# ДАННЫЙ ОТРЫВОК
↓
Как вы думаете, какую роль играет богословская наука в современном мире? Как вы думаете, изучение богословия — для всех, или только для избранных?

Начнем с того, что зададимся вопросом: «Что мы подразумеваем под богословием?» Обычно сегодня это понимается как наука о религии. Другими словами, это дискуссия о религиозных истинах, выстроенная в рациональной и последовательной форме, в рамках конкретной терминологии. Но такого рода определение, конечно же, неточно, потому что богословие — это не наука в том смысле, в котором являются наукой зоология или физика. В области естественных наук личная жизнь исследователя или ученого не важна. Да, в какой-то мере исследователь всегда является частью эксперимента, но в большинстве наук — только в очень ограниченной степени. В случае же богословия, очень важным становится отношение к изучаемому предмету самого богослова, его личная жизнь, его характер, проявляющийся во взаимоотношениях с окружающими, его жизненные идеалы.
↑
# ЦЕЛЬ
Определите, согласуется ли с отрывком о богословии каждое утверждение. Ответьте «да» или «нет» и приведите точную цитату, которая это решает: 1. Сегодня богословие обычно понимают как науку о религии. 2. Богословие является наукой в том же смысле, что зоология или физика. 3. В естественных науках личная жизнь исследователя очень важна. Дальше идёт отдельный материал, с отрывком он не связан.

# ИСХОДНЫЙ МАТЕРИАЛ
↓
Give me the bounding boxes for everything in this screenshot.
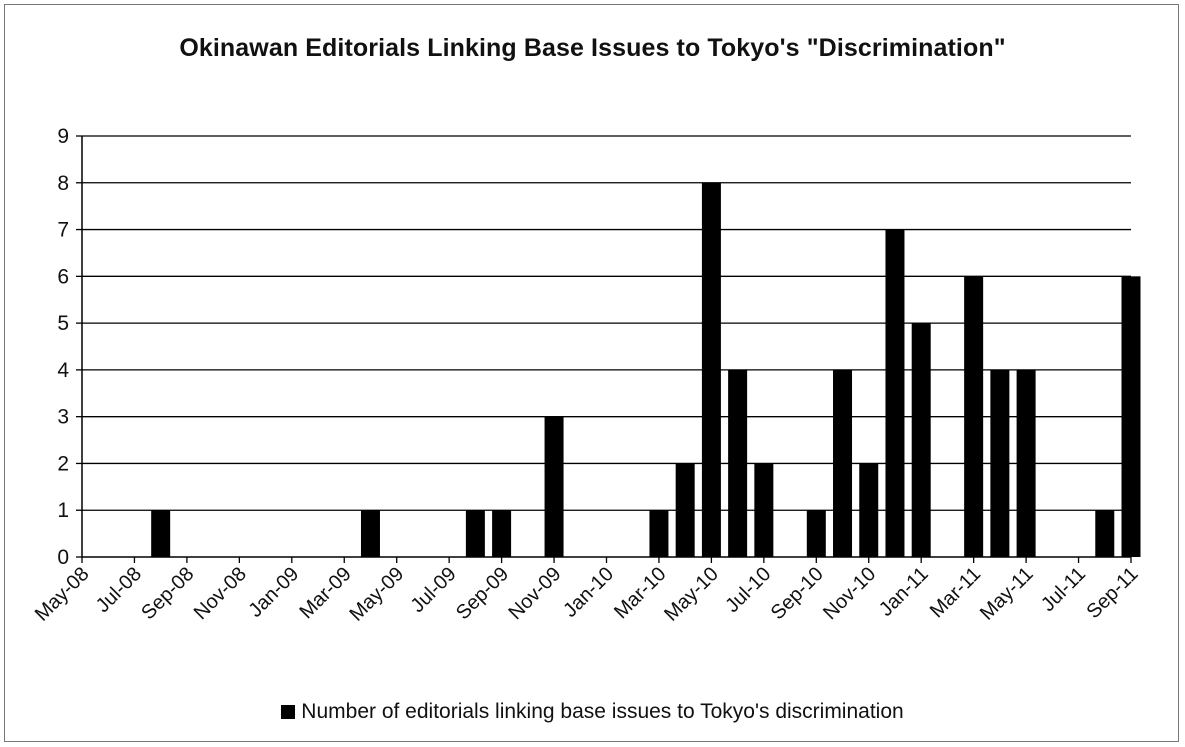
↑
# ГОТОВОЕ РЕШЕНИЕ
1. Да: «Обычно сегодня это понимается как наука о религии.»
2. Нет: «богословие — это не наука в том смысле, в котором являются наукой зоология или физика.»
3. Нет: «В области естественных наук личная жизнь исследователя или ученого не важна.»